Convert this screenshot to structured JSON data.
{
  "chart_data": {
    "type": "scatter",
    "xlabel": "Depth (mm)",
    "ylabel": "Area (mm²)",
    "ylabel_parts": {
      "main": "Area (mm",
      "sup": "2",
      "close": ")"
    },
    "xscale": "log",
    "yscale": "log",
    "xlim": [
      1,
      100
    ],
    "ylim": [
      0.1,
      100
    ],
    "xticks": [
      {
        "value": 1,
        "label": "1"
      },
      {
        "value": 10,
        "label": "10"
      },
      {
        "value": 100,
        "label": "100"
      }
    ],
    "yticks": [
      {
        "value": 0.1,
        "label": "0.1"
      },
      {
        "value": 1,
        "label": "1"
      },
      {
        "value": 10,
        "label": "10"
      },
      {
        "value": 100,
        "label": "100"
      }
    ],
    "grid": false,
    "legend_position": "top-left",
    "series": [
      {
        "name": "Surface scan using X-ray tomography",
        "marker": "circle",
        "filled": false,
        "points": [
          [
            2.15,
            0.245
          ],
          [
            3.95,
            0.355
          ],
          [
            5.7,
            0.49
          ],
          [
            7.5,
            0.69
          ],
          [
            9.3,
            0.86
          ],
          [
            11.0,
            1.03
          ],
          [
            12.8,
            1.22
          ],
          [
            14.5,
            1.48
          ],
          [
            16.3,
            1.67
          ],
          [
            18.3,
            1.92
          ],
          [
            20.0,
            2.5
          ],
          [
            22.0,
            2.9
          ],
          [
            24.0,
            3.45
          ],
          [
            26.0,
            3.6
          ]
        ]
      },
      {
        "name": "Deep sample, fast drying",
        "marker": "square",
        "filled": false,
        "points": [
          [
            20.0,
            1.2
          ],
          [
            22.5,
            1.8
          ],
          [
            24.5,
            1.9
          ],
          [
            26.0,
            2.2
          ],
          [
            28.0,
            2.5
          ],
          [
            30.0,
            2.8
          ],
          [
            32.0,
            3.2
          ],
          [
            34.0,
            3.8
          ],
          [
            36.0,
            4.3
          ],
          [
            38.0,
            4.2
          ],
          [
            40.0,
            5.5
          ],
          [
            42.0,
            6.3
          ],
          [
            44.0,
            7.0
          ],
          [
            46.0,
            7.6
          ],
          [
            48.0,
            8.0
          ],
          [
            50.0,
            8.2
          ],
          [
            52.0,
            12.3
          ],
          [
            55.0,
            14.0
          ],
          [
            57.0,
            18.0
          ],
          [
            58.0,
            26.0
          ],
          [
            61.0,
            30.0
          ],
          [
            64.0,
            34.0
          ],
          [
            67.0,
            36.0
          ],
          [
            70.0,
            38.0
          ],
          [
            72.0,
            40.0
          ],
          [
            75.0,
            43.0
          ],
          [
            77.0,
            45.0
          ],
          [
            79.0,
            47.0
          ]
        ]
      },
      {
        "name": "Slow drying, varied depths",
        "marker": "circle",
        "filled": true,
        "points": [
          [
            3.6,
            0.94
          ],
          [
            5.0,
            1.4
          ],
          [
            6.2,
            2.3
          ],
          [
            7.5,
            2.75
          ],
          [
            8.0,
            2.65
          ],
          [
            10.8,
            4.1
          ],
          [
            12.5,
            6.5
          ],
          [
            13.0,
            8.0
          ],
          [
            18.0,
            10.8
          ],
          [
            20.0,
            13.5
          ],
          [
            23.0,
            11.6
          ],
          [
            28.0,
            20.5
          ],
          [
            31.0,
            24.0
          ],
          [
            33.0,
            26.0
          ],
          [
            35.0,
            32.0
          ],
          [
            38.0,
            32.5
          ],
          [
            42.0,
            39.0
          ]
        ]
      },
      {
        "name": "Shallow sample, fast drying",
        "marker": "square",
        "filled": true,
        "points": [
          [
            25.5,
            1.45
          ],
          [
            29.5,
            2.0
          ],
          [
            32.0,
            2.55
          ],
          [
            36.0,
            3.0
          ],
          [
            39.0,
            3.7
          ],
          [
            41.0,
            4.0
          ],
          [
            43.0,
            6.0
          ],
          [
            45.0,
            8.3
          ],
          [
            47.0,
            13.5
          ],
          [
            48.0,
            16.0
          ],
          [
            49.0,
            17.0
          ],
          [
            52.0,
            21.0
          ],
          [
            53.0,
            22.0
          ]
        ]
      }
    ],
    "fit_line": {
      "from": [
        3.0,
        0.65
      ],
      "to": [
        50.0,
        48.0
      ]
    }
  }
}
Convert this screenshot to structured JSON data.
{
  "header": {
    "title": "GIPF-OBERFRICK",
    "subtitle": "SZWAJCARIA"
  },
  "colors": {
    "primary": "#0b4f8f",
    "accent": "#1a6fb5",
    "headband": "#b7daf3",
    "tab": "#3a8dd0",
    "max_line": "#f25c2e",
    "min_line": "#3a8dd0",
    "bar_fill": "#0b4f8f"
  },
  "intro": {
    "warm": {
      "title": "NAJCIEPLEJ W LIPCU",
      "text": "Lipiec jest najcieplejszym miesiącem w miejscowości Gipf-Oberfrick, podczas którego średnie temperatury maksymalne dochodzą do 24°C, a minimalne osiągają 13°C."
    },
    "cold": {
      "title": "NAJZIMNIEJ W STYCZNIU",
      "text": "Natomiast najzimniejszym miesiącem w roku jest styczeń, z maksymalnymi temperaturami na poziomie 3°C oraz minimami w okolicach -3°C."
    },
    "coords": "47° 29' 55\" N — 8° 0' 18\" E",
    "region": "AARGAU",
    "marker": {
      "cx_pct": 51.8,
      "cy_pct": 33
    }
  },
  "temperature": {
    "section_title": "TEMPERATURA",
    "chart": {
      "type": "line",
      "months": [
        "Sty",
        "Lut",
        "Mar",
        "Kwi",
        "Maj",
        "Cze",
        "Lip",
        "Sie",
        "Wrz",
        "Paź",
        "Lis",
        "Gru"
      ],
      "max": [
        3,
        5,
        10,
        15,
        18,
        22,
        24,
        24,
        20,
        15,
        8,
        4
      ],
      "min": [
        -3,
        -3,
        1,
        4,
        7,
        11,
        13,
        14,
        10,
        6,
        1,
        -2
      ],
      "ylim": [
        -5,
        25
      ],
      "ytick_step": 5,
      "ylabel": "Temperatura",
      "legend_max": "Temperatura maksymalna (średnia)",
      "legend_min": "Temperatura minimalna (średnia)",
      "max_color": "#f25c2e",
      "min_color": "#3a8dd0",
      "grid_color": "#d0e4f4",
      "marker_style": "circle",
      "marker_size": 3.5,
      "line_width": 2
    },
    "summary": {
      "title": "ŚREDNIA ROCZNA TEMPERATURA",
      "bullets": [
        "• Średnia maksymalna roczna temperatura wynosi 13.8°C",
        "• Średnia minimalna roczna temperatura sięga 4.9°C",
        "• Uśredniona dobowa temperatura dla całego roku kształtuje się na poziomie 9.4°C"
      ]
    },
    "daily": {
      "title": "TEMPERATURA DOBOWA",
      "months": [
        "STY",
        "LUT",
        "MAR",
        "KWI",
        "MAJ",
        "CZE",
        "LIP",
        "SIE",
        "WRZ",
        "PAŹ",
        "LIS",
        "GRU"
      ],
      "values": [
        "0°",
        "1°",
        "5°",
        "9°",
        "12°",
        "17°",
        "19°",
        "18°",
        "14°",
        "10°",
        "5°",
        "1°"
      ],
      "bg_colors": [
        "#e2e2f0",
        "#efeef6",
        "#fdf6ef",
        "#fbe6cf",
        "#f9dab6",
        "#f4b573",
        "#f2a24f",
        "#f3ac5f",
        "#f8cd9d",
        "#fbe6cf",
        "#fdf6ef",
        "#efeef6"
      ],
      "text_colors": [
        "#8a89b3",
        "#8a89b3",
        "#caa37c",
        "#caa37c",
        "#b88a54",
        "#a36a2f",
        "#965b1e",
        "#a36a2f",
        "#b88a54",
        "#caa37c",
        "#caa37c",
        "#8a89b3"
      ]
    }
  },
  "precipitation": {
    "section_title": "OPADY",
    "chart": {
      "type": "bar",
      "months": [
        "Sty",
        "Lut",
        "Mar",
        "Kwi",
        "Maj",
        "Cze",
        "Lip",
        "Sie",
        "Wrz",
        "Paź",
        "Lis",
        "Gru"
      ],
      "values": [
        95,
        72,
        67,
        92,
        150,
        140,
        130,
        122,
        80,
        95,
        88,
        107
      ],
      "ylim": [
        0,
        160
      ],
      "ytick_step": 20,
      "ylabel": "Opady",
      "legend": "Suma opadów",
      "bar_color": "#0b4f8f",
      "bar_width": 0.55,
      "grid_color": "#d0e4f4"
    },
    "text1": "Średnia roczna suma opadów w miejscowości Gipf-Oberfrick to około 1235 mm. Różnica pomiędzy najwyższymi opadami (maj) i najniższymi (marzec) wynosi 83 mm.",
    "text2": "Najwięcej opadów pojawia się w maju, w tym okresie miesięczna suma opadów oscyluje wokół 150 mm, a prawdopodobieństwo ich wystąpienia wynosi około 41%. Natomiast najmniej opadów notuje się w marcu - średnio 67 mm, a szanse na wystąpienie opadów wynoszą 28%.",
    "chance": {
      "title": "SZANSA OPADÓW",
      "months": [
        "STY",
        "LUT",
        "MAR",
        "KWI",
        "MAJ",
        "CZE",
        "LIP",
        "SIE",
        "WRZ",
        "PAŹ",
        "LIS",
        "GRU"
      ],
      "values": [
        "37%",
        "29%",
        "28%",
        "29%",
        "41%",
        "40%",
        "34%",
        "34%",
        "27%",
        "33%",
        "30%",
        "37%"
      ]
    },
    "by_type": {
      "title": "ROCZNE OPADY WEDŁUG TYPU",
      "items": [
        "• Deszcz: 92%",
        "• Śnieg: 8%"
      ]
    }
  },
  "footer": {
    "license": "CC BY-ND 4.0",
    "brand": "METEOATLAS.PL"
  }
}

Exercise details ::
Tally the lines of the data that contain the string "miesiącem" and report the total alone.

Solution for this task ::
2